[Dataset excerpt]
· · · · ·

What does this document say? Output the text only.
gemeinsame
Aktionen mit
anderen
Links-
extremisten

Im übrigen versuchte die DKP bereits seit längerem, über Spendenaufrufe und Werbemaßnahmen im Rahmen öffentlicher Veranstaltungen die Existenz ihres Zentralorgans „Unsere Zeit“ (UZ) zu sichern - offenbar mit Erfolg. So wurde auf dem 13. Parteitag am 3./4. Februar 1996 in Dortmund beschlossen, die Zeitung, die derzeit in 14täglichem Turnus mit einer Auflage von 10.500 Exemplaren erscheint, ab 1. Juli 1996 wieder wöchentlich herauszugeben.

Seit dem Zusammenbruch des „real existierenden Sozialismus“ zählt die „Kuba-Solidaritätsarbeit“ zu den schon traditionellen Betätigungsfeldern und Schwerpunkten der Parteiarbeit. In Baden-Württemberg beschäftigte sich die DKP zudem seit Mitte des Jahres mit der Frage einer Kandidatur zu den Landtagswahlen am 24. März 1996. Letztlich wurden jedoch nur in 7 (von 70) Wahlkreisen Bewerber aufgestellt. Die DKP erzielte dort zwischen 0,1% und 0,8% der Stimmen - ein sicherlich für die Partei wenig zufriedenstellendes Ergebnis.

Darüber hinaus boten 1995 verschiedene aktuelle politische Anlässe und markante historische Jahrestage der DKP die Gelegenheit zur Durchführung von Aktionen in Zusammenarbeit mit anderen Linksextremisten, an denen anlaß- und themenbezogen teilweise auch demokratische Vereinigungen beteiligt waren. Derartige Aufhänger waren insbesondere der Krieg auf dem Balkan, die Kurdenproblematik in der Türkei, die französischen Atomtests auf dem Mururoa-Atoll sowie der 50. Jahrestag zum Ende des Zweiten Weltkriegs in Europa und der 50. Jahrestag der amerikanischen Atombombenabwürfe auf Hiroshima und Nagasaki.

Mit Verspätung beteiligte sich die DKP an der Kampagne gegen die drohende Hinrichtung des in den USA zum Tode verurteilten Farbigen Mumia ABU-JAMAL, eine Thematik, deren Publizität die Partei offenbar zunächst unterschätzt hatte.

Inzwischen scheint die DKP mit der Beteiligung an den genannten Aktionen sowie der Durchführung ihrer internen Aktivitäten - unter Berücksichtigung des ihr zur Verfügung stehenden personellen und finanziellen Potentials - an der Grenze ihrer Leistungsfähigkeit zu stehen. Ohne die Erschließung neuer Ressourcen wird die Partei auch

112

· · · · ·

# Problem to work on
Pull out the lines above in which the word "einer" appears.

# Finished answer
Im übrigen versuchte die DKP bereits seit längerem, über Spendenaufrufe und Werbemaßnahmen im Rahmen öffentlicher Veranstaltungen die Existenz ihres Zentralorgans „Unsere Zeit“ (UZ) zu sichern - offenbar mit Erfolg. So wurde auf dem 13. Parteitag am 3./4. Februar 1996 in Dortmund beschlossen, die Zeitung, die derzeit in 14täglichem Turnus mit einer Auflage von 10.500 Exemplaren erscheint, ab 1. Juli 1996 wieder wöchentlich herauszugeben.
Seit dem Zusammenbruch des „real existierenden Sozialismus“ zählt die „Kuba-Solidaritätsarbeit“ zu den schon traditionellen Betätigungsfeldern und Schwerpunkten der Parteiarbeit. In Baden-Württemberg beschäftigte sich die DKP zudem seit Mitte des Jahres mit der Frage einer Kandidatur zu den Landtagswahlen am 24. März 1996. Letztlich wurden jedoch nur in 7 (von 70) Wahlkreisen Bewerber aufgestellt. Die DKP erzielte dort zwischen 0,1% und 0,8% der Stimmen - ein sicherlich für die Partei wenig zufriedenstellendes Ergebnis.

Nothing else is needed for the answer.